> _TASK DETAILS_:
Identify the lines in the data below that contain "ГОСТ" and give only how many there are.

Records from a data source:

[Start]

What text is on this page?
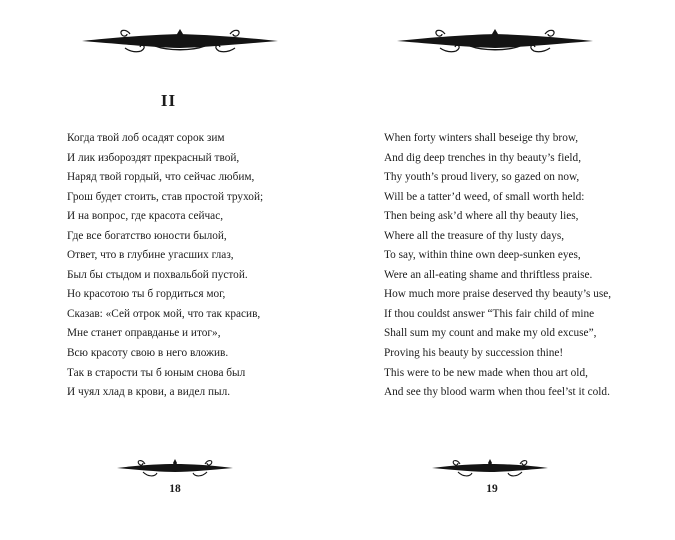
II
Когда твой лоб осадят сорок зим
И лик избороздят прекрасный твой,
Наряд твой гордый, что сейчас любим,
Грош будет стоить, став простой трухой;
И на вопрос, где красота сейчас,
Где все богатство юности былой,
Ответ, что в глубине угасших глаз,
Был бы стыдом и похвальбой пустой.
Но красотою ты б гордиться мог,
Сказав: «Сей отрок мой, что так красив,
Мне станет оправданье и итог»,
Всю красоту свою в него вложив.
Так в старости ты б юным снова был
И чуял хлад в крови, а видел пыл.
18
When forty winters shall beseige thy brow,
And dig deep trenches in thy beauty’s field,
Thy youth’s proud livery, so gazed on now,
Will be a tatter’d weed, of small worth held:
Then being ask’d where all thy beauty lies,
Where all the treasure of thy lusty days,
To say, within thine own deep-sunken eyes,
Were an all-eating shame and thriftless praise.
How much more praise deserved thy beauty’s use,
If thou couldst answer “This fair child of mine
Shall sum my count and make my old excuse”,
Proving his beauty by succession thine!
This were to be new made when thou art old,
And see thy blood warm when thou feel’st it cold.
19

[End]
[Start]

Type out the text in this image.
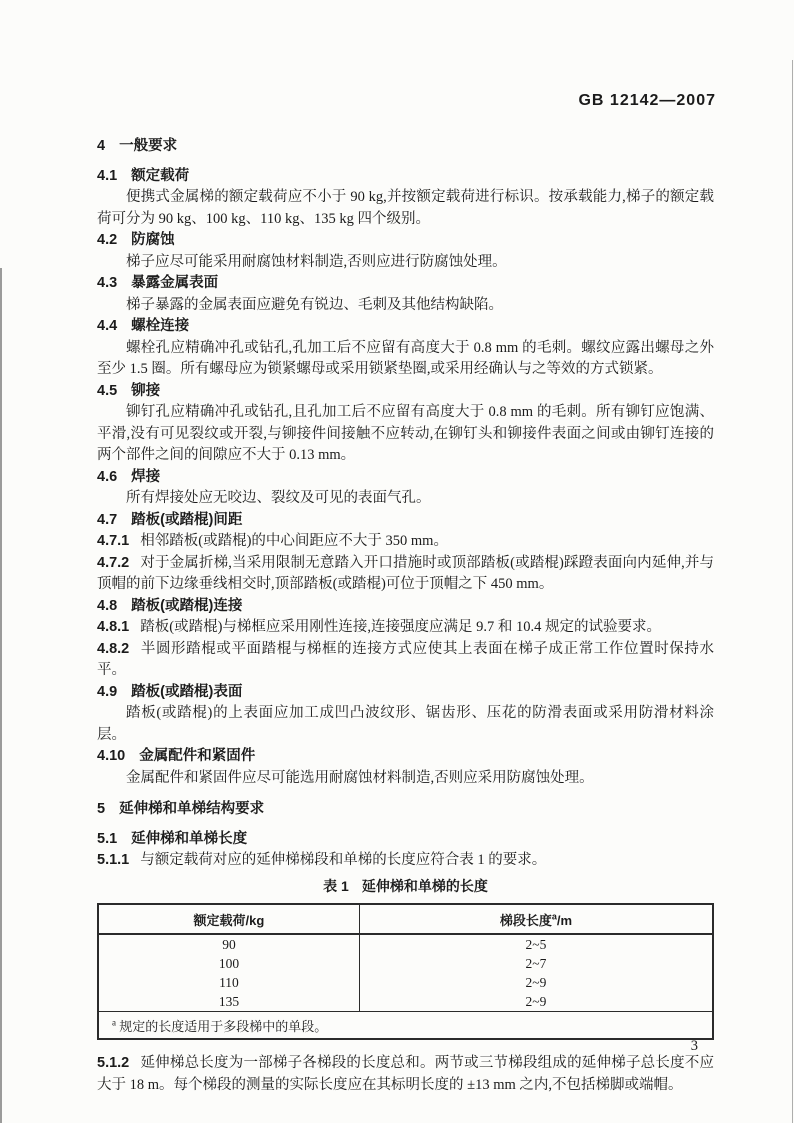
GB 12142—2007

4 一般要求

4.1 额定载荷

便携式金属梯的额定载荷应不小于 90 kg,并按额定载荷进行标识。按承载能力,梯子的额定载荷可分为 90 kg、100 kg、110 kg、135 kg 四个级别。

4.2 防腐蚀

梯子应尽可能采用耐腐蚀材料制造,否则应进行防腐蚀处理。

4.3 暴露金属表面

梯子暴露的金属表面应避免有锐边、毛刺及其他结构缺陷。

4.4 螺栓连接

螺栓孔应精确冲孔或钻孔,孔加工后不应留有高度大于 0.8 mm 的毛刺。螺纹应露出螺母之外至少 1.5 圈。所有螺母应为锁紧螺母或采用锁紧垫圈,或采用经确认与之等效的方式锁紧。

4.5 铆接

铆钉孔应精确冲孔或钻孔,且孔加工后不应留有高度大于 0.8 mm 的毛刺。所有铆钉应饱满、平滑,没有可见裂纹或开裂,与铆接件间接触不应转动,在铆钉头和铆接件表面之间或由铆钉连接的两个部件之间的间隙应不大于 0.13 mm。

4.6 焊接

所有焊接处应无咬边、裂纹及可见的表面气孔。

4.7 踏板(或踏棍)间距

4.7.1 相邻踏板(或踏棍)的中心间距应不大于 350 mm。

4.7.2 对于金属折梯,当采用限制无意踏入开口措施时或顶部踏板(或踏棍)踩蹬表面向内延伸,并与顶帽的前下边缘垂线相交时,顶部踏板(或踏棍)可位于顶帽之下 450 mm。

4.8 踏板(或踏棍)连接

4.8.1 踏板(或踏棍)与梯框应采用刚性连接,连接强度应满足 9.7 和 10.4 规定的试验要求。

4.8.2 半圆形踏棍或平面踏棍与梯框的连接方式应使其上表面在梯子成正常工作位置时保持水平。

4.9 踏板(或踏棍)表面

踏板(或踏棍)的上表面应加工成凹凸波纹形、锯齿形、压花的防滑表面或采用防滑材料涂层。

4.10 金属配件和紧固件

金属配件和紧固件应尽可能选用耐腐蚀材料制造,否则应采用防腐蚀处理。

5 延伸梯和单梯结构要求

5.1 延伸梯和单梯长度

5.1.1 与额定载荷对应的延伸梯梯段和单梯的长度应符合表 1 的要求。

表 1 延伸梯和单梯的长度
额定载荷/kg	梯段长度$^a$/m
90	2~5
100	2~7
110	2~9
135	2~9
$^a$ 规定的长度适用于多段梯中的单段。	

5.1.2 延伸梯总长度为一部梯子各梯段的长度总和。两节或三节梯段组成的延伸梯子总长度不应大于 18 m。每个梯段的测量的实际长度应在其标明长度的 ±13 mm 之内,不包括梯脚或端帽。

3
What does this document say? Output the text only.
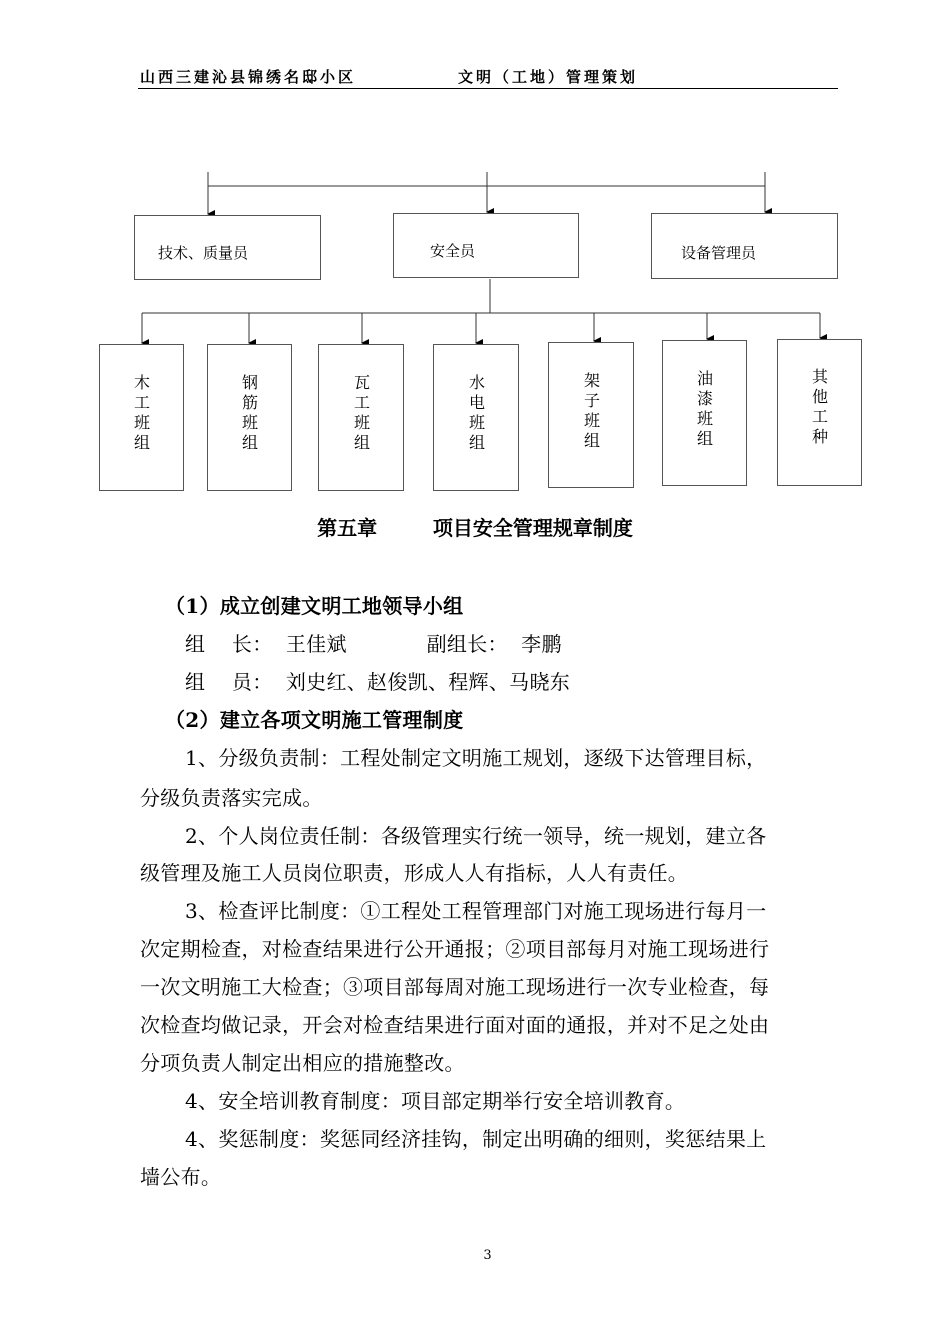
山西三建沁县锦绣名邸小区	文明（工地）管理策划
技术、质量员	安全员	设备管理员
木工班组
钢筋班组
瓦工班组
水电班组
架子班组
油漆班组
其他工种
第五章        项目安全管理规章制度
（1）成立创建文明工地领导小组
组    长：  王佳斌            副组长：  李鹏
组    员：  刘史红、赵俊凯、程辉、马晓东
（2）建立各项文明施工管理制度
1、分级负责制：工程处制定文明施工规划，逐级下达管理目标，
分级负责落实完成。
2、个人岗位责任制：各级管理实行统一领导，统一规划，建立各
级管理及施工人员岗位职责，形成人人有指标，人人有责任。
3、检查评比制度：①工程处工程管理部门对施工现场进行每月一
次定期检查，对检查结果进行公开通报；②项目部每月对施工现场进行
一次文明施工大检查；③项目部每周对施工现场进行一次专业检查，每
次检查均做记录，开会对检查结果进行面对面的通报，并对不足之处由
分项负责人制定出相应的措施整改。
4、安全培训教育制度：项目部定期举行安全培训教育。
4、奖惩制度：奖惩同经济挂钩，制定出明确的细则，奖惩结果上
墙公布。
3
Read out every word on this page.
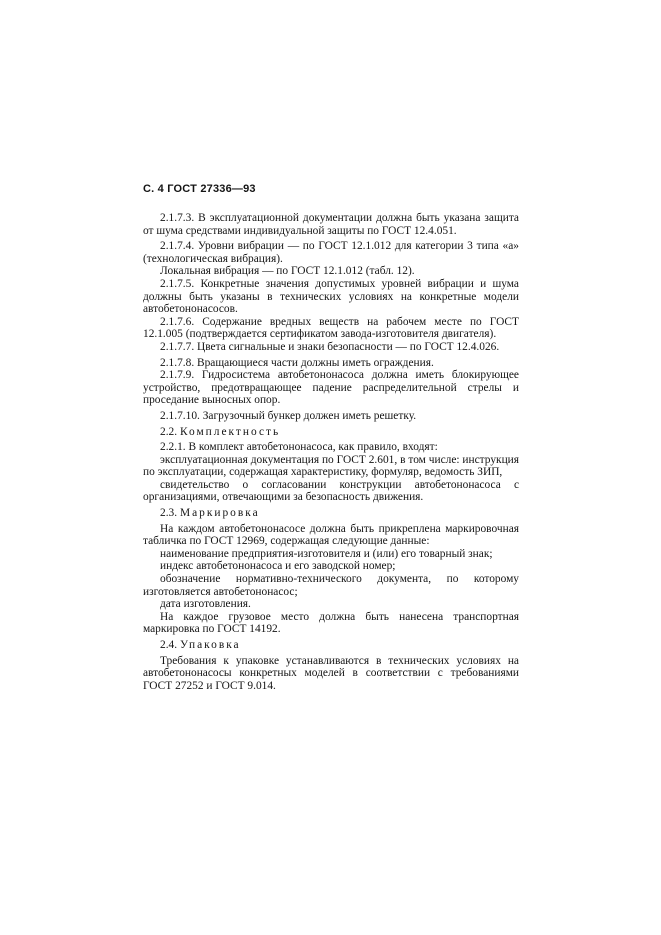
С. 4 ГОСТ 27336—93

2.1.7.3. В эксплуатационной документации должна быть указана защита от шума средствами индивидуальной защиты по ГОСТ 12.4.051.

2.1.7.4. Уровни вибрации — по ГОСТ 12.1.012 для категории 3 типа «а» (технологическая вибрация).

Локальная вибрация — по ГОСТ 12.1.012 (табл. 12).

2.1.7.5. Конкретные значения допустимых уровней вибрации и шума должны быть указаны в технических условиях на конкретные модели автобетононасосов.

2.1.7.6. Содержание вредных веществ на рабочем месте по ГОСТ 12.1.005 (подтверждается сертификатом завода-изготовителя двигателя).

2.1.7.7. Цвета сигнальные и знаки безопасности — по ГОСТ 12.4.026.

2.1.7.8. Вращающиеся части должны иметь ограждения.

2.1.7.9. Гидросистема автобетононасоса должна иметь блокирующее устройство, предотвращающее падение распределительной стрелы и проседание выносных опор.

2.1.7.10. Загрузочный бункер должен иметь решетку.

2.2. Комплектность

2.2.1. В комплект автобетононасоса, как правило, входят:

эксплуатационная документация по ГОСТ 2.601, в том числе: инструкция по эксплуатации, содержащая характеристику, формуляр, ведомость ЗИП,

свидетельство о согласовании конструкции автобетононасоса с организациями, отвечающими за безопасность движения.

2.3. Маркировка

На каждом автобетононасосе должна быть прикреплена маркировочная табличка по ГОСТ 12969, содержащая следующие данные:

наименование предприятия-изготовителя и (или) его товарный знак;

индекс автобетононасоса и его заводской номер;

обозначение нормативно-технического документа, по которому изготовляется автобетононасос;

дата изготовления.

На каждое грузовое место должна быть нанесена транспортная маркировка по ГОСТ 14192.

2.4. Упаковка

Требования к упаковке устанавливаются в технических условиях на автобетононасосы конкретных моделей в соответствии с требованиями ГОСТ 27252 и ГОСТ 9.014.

[End]
[Start]

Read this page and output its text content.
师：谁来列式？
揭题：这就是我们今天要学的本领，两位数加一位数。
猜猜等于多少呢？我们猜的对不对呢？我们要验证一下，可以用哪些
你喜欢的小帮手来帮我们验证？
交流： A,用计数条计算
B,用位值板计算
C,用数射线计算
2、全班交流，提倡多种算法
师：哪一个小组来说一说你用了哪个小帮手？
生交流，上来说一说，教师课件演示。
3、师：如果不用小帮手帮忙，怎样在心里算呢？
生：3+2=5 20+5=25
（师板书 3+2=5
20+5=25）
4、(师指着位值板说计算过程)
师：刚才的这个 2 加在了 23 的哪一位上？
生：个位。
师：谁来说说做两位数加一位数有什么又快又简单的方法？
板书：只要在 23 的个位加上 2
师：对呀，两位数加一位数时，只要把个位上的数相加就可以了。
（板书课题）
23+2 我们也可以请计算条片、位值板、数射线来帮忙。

[End]

> _WRITTEN RESPONSE_:
10